Problem requirements — Collect each line holding the string "comment".

---------- Task input ----------

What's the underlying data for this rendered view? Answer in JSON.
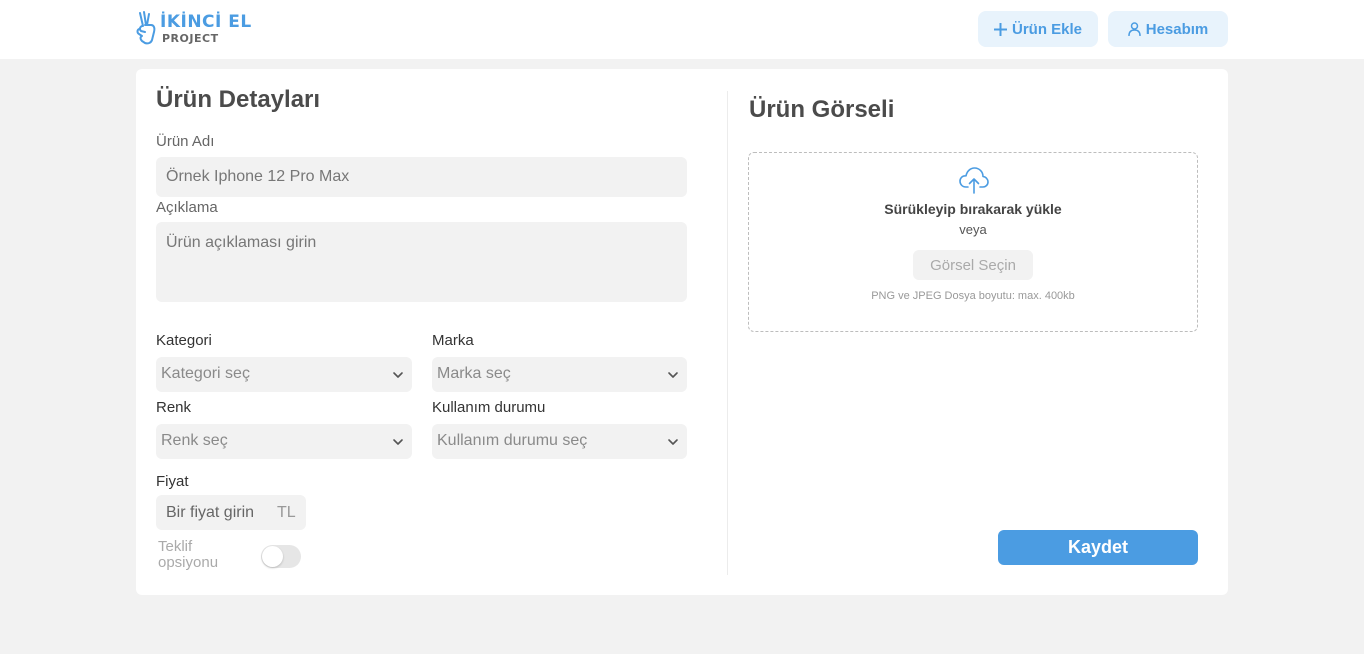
{
  "header": {
    "logo": {
      "title": "İKİNCİ EL",
      "subtitle": "PROJECT",
      "icon": "hand-peace-icon"
    },
    "add_product_label": "Ürün Ekle",
    "add_product_icon": "plus-icon",
    "account_label": "Hesabım",
    "account_icon": "user-icon"
  },
  "details": {
    "title": "Ürün Detayları",
    "name_label": "Ürün Adı",
    "name_placeholder": "Örnek Iphone 12 Pro Max",
    "description_label": "Açıklama",
    "description_placeholder": "Ürün açıklaması girin",
    "category_label": "Kategori",
    "category_placeholder": "Kategori seç",
    "brand_label": "Marka",
    "brand_placeholder": "Marka seç",
    "color_label": "Renk",
    "color_placeholder": "Renk seç",
    "condition_label": "Kullanım durumu",
    "condition_placeholder": "Kullanım durumu seç",
    "price_label": "Fiyat",
    "price_placeholder": "Bir fiyat girin",
    "price_currency": "TL",
    "offer_label": "Teklif opsiyonu",
    "offer_enabled": false
  },
  "image": {
    "title": "Ürün Görseli",
    "upload_icon": "cloud-upload-icon",
    "drag_text": "Sürükleyip bırakarak yükle",
    "or_text": "veya",
    "select_button": "Görsel Seçin",
    "note": "PNG ve JPEG Dosya boyutu: max. 400kb"
  },
  "save_label": "Kaydet",
  "colors": {
    "accent": "#4b9ce2",
    "accent_light": "#e8f3fc",
    "background": "#f2f2f2",
    "card": "#ffffff"
  }
}
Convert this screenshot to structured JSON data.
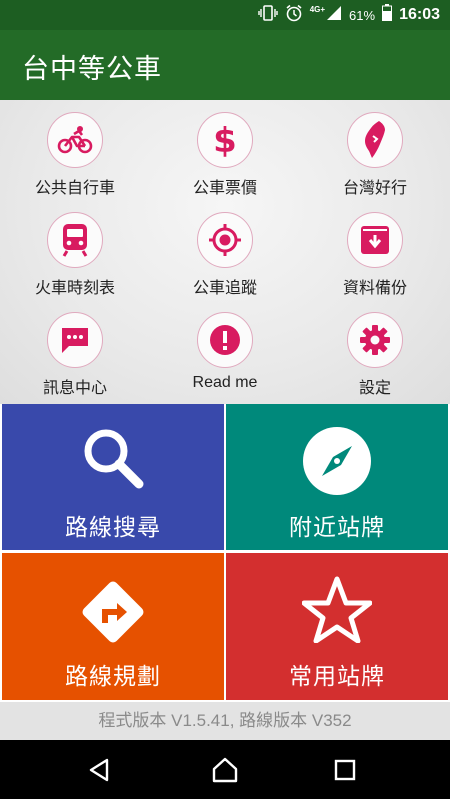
{
  "status_bar": {
    "network": "4G+",
    "battery": "61%",
    "time": "16:03"
  },
  "app": {
    "title": "台中等公車"
  },
  "menu": {
    "items": [
      {
        "label": "公共自行車",
        "icon": "bicycle-icon"
      },
      {
        "label": "公車票價",
        "icon": "dollar-icon"
      },
      {
        "label": "台灣好行",
        "icon": "taiwan-map-icon"
      },
      {
        "label": "火車時刻表",
        "icon": "train-icon"
      },
      {
        "label": "公車追蹤",
        "icon": "gps-target-icon"
      },
      {
        "label": "資料備份",
        "icon": "archive-download-icon"
      },
      {
        "label": "訊息中心",
        "icon": "message-icon"
      },
      {
        "label": "Read me",
        "icon": "alert-icon"
      },
      {
        "label": "設定",
        "icon": "gear-icon"
      }
    ]
  },
  "tiles": [
    {
      "label": "路線搜尋",
      "icon": "search-icon",
      "color": "#3949ab"
    },
    {
      "label": "附近站牌",
      "icon": "compass-icon",
      "color": "#00897b"
    },
    {
      "label": "路線規劃",
      "icon": "directions-icon",
      "color": "#e65100"
    },
    {
      "label": "常用站牌",
      "icon": "star-icon",
      "color": "#d32f2f"
    }
  ],
  "footer": {
    "version_text": "程式版本 V1.5.41, 路線版本 V352"
  },
  "colors": {
    "accent": "#d81b60",
    "app_bar": "#236b27",
    "status_bar": "#1d5e22"
  }
}
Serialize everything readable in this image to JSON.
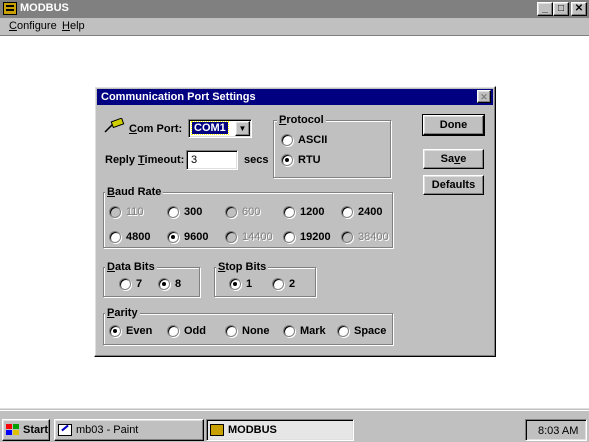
{
  "app": {
    "title": "MODBUS"
  },
  "window_controls": {
    "minimize": "_",
    "maximize": "□",
    "close": "✕"
  },
  "menu": [
    {
      "label": "Configure",
      "accel": "C",
      "rest": "onfigure"
    },
    {
      "label": "Help",
      "accel": "H",
      "rest": "elp"
    }
  ],
  "dialog": {
    "title": "Communication Port Settings",
    "close_glyph": "✕",
    "com_port": {
      "label_accel": "C",
      "label_rest": "om Port:",
      "value": "COM1",
      "arrow": "▼"
    },
    "reply_timeout": {
      "label_pre": "Reply ",
      "label_accel": "T",
      "label_rest": "imeout:",
      "value": "3",
      "unit": "secs"
    },
    "protocol": {
      "label_accel": "P",
      "label_rest": "rotocol",
      "options": [
        {
          "label": "ASCII",
          "selected": false
        },
        {
          "label": "RTU",
          "selected": true
        }
      ]
    },
    "baud_rate": {
      "label_accel": "B",
      "label_rest": "aud Rate",
      "options": [
        {
          "label": "110",
          "selected": false,
          "disabled": true
        },
        {
          "label": "300",
          "selected": false,
          "disabled": false
        },
        {
          "label": "600",
          "selected": false,
          "disabled": true
        },
        {
          "label": "1200",
          "selected": false,
          "disabled": false
        },
        {
          "label": "2400",
          "selected": false,
          "disabled": false
        },
        {
          "label": "4800",
          "selected": false,
          "disabled": false
        },
        {
          "label": "9600",
          "selected": true,
          "disabled": false
        },
        {
          "label": "14400",
          "selected": false,
          "disabled": true
        },
        {
          "label": "19200",
          "selected": false,
          "disabled": false
        },
        {
          "label": "38400",
          "selected": false,
          "disabled": true
        }
      ]
    },
    "data_bits": {
      "label_accel": "D",
      "label_rest": "ata Bits",
      "options": [
        {
          "label": "7",
          "selected": false
        },
        {
          "label": "8",
          "selected": true
        }
      ]
    },
    "stop_bits": {
      "label_accel": "S",
      "label_rest": "top Bits",
      "options": [
        {
          "label": "1",
          "selected": true
        },
        {
          "label": "2",
          "selected": false
        }
      ]
    },
    "parity": {
      "label_accel": "P",
      "label_rest": "arity",
      "options": [
        {
          "label": "Even",
          "selected": true
        },
        {
          "label": "Odd",
          "selected": false
        },
        {
          "label": "None",
          "selected": false
        },
        {
          "label": "Mark",
          "selected": false
        },
        {
          "label": "Space",
          "selected": false
        }
      ]
    },
    "buttons": {
      "done": "Done",
      "save_pre": "Sa",
      "save_accel": "v",
      "save_rest": "e",
      "defaults": "Defaults"
    }
  },
  "taskbar": {
    "start": "Start",
    "tasks": [
      {
        "label": "mb03 - Paint",
        "active": false
      },
      {
        "label": "MODBUS",
        "active": true
      }
    ],
    "clock": "8:03 AM"
  },
  "colors": {
    "desktop": "#ffffff",
    "face": "#c0c0c0",
    "inactive_title": "#808080",
    "active_title": "#000080",
    "disabled_text": "#808080"
  }
}
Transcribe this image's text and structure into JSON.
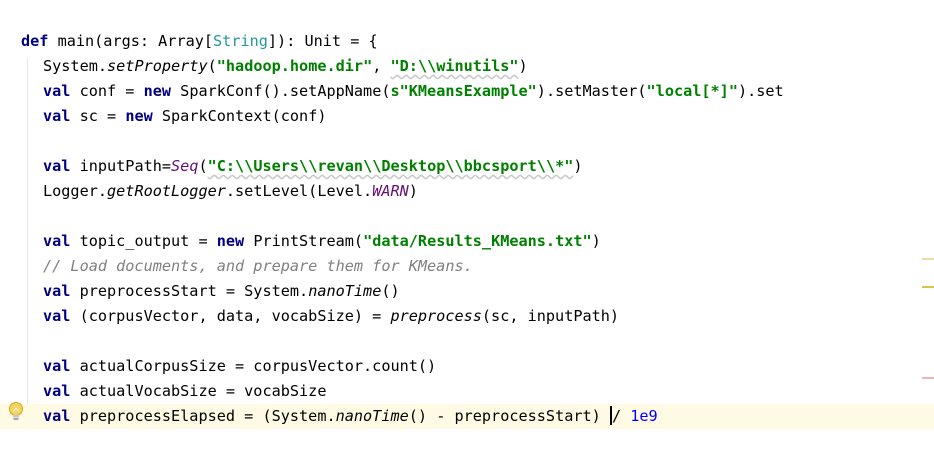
{
  "editor": {
    "lines": {
      "l1": {
        "kw_def": "def",
        "t1": " main(args: Array[",
        "type_string": "String",
        "t2": "]): Unit = {"
      },
      "l2": {
        "t1": "System.",
        "m_setProperty": "setProperty",
        "t2": "(",
        "s1": "\"hadoop.home.dir\"",
        "t3": ", ",
        "s2": "\"D:\\\\winutils\"",
        "t4": ")"
      },
      "l3": {
        "kw_val": "val",
        "t1": " conf = ",
        "kw_new": "new",
        "t2": " SparkConf().setAppName(",
        "s1": "s\"KMeansExample\"",
        "t3": ").setMaster(",
        "s2": "\"local[*]\"",
        "t4": ").set"
      },
      "l4": {
        "kw_val": "val",
        "t1": " sc = ",
        "kw_new": "new",
        "t2": " SparkContext(conf)"
      },
      "l5": {
        "kw_val": "val",
        "t1": " inputPath=",
        "m_seq": "Seq",
        "t2": "(",
        "s1": "\"C:\\\\Users\\\\revan\\\\Desktop\\\\bbcsport\\\\*\"",
        "t3": ")"
      },
      "l6": {
        "t1": "Logger.",
        "m_getRootLogger": "getRootLogger",
        "t2": ".setLevel(Level.",
        "f_warn": "WARN",
        "t3": ")"
      },
      "l7": {
        "kw_val": "val",
        "t1": " topic_output = ",
        "kw_new": "new",
        "t2": " PrintStream(",
        "s1": "\"data/Results_KMeans.txt\"",
        "t3": ")"
      },
      "l8": {
        "comment": "// Load documents, and prepare them for KMeans."
      },
      "l9": {
        "kw_val": "val",
        "t1": " preprocessStart = System.",
        "m_nanoTime": "nanoTime",
        "t2": "()"
      },
      "l10": {
        "kw_val": "val",
        "t1": " (corpusVector, data, vocabSize) = ",
        "m_preprocess": "preprocess",
        "t2": "(sc, inputPath)"
      },
      "l11": {
        "kw_val": "val",
        "t1": " actualCorpusSize = corpusVector.count()"
      },
      "l12": {
        "kw_val": "val",
        "t1": " actualVocabSize = vocabSize"
      },
      "l13": {
        "kw_val": "val",
        "t1": " preprocessElapsed = (System.",
        "m_nanoTime": "nanoTime",
        "t2": "() - preprocessStart) ",
        "t3": "/ ",
        "num": "1e9"
      }
    }
  },
  "colors": {
    "keyword": "#000080",
    "string": "#008000",
    "type": "#20999d",
    "static_field": "#660e7a",
    "comment": "#808080",
    "number": "#0000ff",
    "current_line": "#fffae3",
    "warning_marker": "#d6c64a",
    "error_marker": "#f0b4b4"
  },
  "icons": {
    "intention": "lightbulb-icon"
  }
}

----------

Result for this exercise —
        "comment": "// Load documents, and prepare them for KMeans."
    "comment": "#808080",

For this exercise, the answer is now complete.